**PROBLEM TO SOLVE**
Render every entry exactly as it appears.

**DATASET ENTRIES**
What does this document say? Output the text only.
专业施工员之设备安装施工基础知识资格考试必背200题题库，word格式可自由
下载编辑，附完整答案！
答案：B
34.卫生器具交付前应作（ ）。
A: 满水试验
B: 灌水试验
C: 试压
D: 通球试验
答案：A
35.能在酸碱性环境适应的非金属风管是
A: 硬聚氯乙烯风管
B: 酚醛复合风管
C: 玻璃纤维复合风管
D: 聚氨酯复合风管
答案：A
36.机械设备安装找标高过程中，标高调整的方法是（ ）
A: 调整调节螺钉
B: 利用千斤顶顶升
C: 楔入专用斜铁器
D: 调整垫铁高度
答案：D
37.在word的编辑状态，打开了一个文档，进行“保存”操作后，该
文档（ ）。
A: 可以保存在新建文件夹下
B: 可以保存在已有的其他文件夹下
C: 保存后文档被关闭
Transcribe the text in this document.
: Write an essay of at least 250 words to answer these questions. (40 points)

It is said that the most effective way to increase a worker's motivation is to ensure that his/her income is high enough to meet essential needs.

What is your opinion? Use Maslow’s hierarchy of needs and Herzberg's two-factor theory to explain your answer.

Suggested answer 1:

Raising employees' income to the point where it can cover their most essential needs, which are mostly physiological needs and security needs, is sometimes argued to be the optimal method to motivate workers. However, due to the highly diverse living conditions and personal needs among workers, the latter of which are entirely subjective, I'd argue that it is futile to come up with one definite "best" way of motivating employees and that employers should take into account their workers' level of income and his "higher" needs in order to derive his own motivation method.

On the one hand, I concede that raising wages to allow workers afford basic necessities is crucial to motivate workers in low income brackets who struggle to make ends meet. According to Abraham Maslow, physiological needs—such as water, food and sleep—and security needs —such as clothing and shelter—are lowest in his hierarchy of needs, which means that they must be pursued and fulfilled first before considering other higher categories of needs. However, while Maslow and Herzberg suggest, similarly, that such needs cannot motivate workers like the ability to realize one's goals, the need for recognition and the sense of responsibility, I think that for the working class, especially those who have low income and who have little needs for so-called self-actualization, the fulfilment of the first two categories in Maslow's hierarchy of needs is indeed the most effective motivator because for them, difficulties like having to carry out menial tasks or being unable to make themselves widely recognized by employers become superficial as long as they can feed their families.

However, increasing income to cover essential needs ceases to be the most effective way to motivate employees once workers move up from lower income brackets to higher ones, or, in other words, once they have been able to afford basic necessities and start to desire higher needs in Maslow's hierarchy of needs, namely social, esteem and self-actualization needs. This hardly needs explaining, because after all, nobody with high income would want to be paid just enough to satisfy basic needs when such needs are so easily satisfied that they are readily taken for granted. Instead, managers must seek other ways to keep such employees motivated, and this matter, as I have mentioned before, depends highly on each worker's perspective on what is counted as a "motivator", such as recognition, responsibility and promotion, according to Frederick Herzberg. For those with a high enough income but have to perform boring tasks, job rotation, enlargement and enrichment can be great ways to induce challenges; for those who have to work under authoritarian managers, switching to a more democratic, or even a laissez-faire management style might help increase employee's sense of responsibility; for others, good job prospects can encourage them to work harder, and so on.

**FINISHED EXERCISE**
What does this document say? Output the text only.
专业施工员之设备安装施工基础知识资格考试必背200题题库，word格式可自由
下载编辑，附完整答案！
答案：B
34.卫生器具交付前应作（ ）。
A: 满水试验
B: 灌水试验
C: 试压
D: 通球试验
答案：A
35.能在酸碱性环境适应的非金属风管是
A: 硬聚氯乙烯风管
B: 酚醛复合风管
C: 玻璃纤维复合风管
D: 聚氨酯复合风管
答案：A
36.机械设备安装找标高过程中，标高调整的方法是（ ）
A: 调整调节螺钉
B: 利用千斤顶顶升
C: 楔入专用斜铁器
D: 调整垫铁高度
答案：D
37.在word的编辑状态，打开了一个文档，进行“保存”操作后，该
文档（ ）。
A: 可以保存在新建文件夹下
B: 可以保存在已有的其他文件夹下
C: 保存后文档被关闭
Transcribe the text in this document.
: Write an essay of at least 250 words to answer these questions. (40 points)

It is said that the most effective way to increase a worker's motivation is to ensure that his/her income is high enough to meet essential needs.

What is your opinion? Use Maslow’s hierarchy of needs and Herzberg's two-factor theory to explain your answer.

Suggested answer 1:

Raising employees' income to the point where it can cover their most essential needs, which are mostly physiological needs and security needs, is sometimes argued to be the optimal method to motivate workers. However, due to the highly diverse living conditions and personal needs among workers, the latter of which are entirely subjective, I'd argue that it is futile to come up with one definite "best" way of motivating employees and that employers should take into account their workers' level of income and his "higher" needs in order to derive his own motivation method.

On the one hand, I concede that raising wages to allow workers afford basic necessities is crucial to motivate workers in low income brackets who struggle to make ends meet. According to Abraham Maslow, physiological needs—such as water, food and sleep—and security needs —such as clothing and shelter—are lowest in his hierarchy of needs, which means that they must be pursued and fulfilled first before considering other higher categories of needs. However, while Maslow and Herzberg suggest, similarly, that such needs cannot motivate workers like the ability to realize one's goals, the need for recognition and the sense of responsibility, I think that for the working class, especially those who have low income and who have little needs for so-called self-actualization, the fulfilment of the first two categories in Maslow's hierarchy of needs is indeed the most effective motivator because for them, difficulties like having to carry out menial tasks or being unable to make themselves widely recognized by employers become superficial as long as they can feed their families.

However, increasing income to cover essential needs ceases to be the most effective way to motivate employees once workers move up from lower income brackets to higher ones, or, in other words, once they have been able to afford basic necessities and start to desire higher needs in Maslow's hierarchy of needs, namely social, esteem and self-actualization needs. This hardly needs explaining, because after all, nobody with high income would want to be paid just enough to satisfy basic needs when such needs are so easily satisfied that they are readily taken for granted. Instead, managers must seek other ways to keep such employees motivated, and this matter, as I have mentioned before, depends highly on each worker's perspective on what is counted as a "motivator", such as recognition, responsibility and promotion, according to Frederick Herzberg. For those with a high enough income but have to perform boring tasks, job rotation, enlargement and enrichment can be great ways to induce challenges; for those who have to work under authoritarian managers, switching to a more democratic, or even a laissez-faire management style might help increase employee's sense of responsibility; for others, good job prospects can encourage them to work harder, and so on.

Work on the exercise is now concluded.